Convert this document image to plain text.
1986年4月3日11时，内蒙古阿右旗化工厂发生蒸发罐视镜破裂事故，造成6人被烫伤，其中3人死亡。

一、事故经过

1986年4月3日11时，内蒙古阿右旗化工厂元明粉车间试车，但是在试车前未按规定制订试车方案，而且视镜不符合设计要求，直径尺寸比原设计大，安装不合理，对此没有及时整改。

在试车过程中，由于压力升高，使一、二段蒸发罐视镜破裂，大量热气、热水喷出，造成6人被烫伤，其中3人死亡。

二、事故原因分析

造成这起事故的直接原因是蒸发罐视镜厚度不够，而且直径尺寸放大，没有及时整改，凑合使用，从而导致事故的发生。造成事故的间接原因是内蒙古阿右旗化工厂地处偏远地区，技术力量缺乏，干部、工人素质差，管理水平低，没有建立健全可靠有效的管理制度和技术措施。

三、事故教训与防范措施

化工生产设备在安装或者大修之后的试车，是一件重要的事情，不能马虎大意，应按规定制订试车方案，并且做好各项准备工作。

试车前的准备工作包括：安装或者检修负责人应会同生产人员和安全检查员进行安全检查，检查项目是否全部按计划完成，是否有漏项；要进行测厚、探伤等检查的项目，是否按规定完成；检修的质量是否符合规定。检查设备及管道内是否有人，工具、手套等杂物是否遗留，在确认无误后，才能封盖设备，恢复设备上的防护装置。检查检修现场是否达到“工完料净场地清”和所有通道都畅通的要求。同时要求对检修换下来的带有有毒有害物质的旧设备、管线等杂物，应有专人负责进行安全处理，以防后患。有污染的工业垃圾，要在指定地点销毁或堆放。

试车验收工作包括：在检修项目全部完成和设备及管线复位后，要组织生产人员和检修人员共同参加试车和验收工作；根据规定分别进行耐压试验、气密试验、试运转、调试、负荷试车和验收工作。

+ + + +

## WRITTEN INSTRUCTION
Retype all of the data shown above, word for word.

## TASK SOLUTION
Convert this document image to plain text.
1986年4月3日11时，内蒙古阿右旗化工厂发生蒸发罐视镜破裂事故，造成6人被烫伤，其中3人死亡。

一、事故经过

1986年4月3日11时，内蒙古阿右旗化工厂元明粉车间试车，但是在试车前未按规定制订试车方案，而且视镜不符合设计要求，直径尺寸比原设计大，安装不合理，对此没有及时整改。

在试车过程中，由于压力升高，使一、二段蒸发罐视镜破裂，大量热气、热水喷出，造成6人被烫伤，其中3人死亡。

二、事故原因分析

造成这起事故的直接原因是蒸发罐视镜厚度不够，而且直径尺寸放大，没有及时整改，凑合使用，从而导致事故的发生。造成事故的间接原因是内蒙古阿右旗化工厂地处偏远地区，技术力量缺乏，干部、工人素质差，管理水平低，没有建立健全可靠有效的管理制度和技术措施。

三、事故教训与防范措施

化工生产设备在安装或者大修之后的试车，是一件重要的事情，不能马虎大意，应按规定制订试车方案，并且做好各项准备工作。

试车前的准备工作包括：安装或者检修负责人应会同生产人员和安全检查员进行安全检查，检查项目是否全部按计划完成，是否有漏项；要进行测厚、探伤等检查的项目，是否按规定完成；检修的质量是否符合规定。检查设备及管道内是否有人，工具、手套等杂物是否遗留，在确认无误后，才能封盖设备，恢复设备上的防护装置。检查检修现场是否达到“工完料净场地清”和所有通道都畅通的要求。同时要求对检修换下来的带有有毒有害物质的旧设备、管线等杂物，应有专人负责进行安全处理，以防后患。有污染的工业垃圾，要在指定地点销毁或堆放。

试车验收工作包括：在检修项目全部完成和设备及管线复位后，要组织生产人员和检修人员共同参加试车和验收工作；根据规定分别进行耐压试验、气密试验、试运转、调试、负荷试车和验收工作。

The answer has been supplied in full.